» Your task: Repeat, exactly and completely, the material that follows. Omit the pictures.

(Dataset records)
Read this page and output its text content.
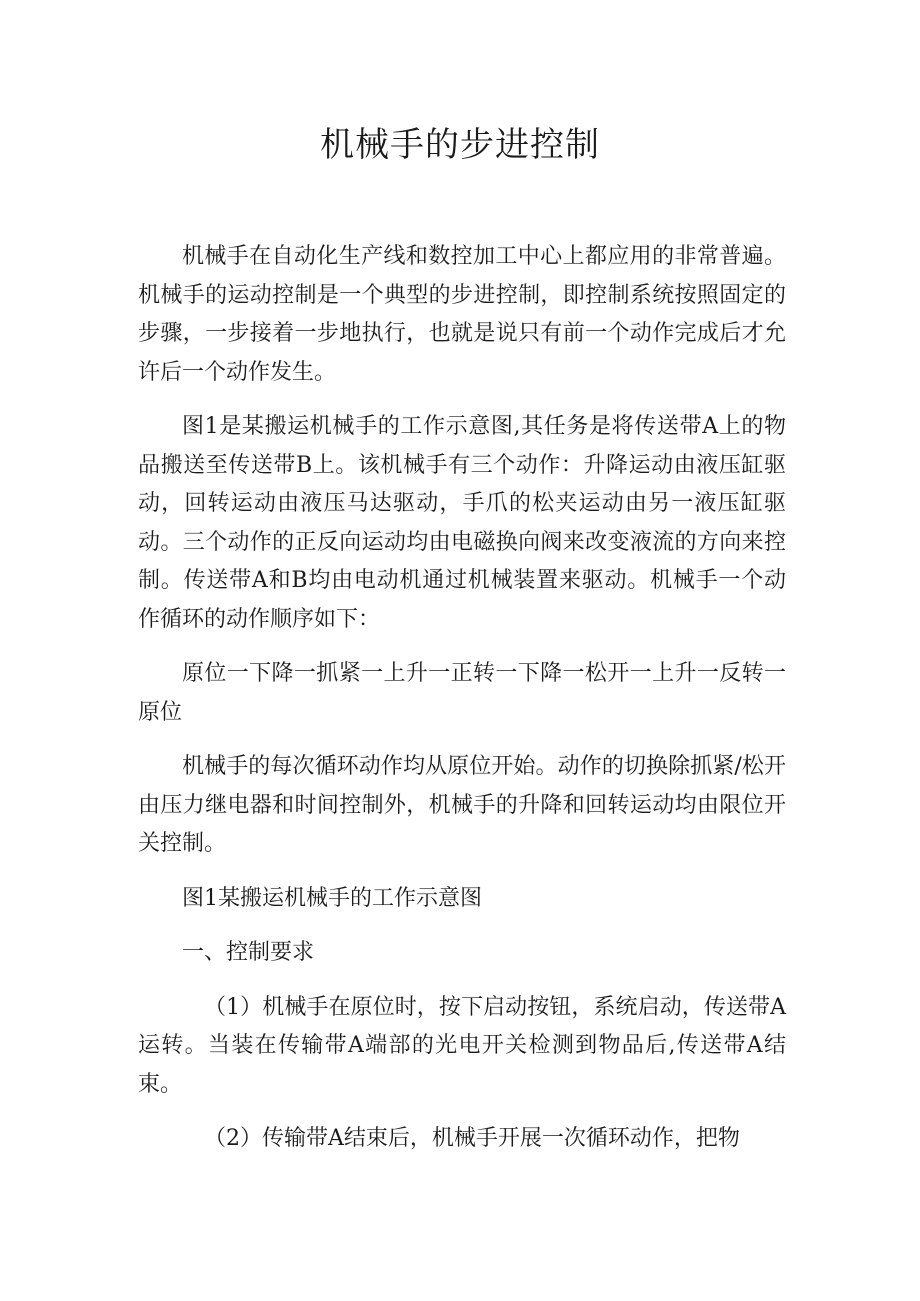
机械手的步进控制

机械手在自动化生产线和数控加工中心上都应用的非常普遍。机械手的运动控制是一个典型的步进控制，即控制系统按照固定的步骤，一步接着一步地执行，也就是说只有前一个动作完成后才允许后一个动作发生。

图1是某搬运机械手的工作示意图,其任务是将传送带A上的物品搬送至传送带B上。该机械手有三个动作：升降运动由液压缸驱动，回转运动由液压马达驱动，手爪的松夹运动由另一液压缸驱动。三个动作的正反向运动均由电磁换向阀来改变液流的方向来控制。传送带A和B均由电动机通过机械装置来驱动。机械手一个动作循环的动作顺序如下：

原位一下降一抓紧一上升一正转一下降一松开一上升一反转一原位

机械手的每次循环动作均从原位开始。动作的切换除抓紧/松开由压力继电器和时间控制外，机械手的升降和回转运动均由限位开关控制。

图1某搬运机械手的工作示意图

一、控制要求

（1）机械手在原位时，按下启动按钮，系统启动，传送带A运转。当装在传输带A端部的光电开关检测到物品后,传送带A结束。

（2）传输带A结束后，机械手开展一次循环动作，把物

» Solution for this task:
Read this page and output its text content.
机械手的步进控制

机械手在自动化生产线和数控加工中心上都应用的非常普遍。机械手的运动控制是一个典型的步进控制，即控制系统按照固定的步骤，一步接着一步地执行，也就是说只有前一个动作完成后才允许后一个动作发生。

图1是某搬运机械手的工作示意图,其任务是将传送带A上的物品搬送至传送带B上。该机械手有三个动作：升降运动由液压缸驱动，回转运动由液压马达驱动，手爪的松夹运动由另一液压缸驱动。三个动作的正反向运动均由电磁换向阀来改变液流的方向来控制。传送带A和B均由电动机通过机械装置来驱动。机械手一个动作循环的动作顺序如下：

原位一下降一抓紧一上升一正转一下降一松开一上升一反转一原位

机械手的每次循环动作均从原位开始。动作的切换除抓紧/松开由压力继电器和时间控制外，机械手的升降和回转运动均由限位开关控制。

图1某搬运机械手的工作示意图

一、控制要求

（1）机械手在原位时，按下启动按钮，系统启动，传送带A运转。当装在传输带A端部的光电开关检测到物品后,传送带A结束。

（2）传输带A结束后，机械手开展一次循环动作，把物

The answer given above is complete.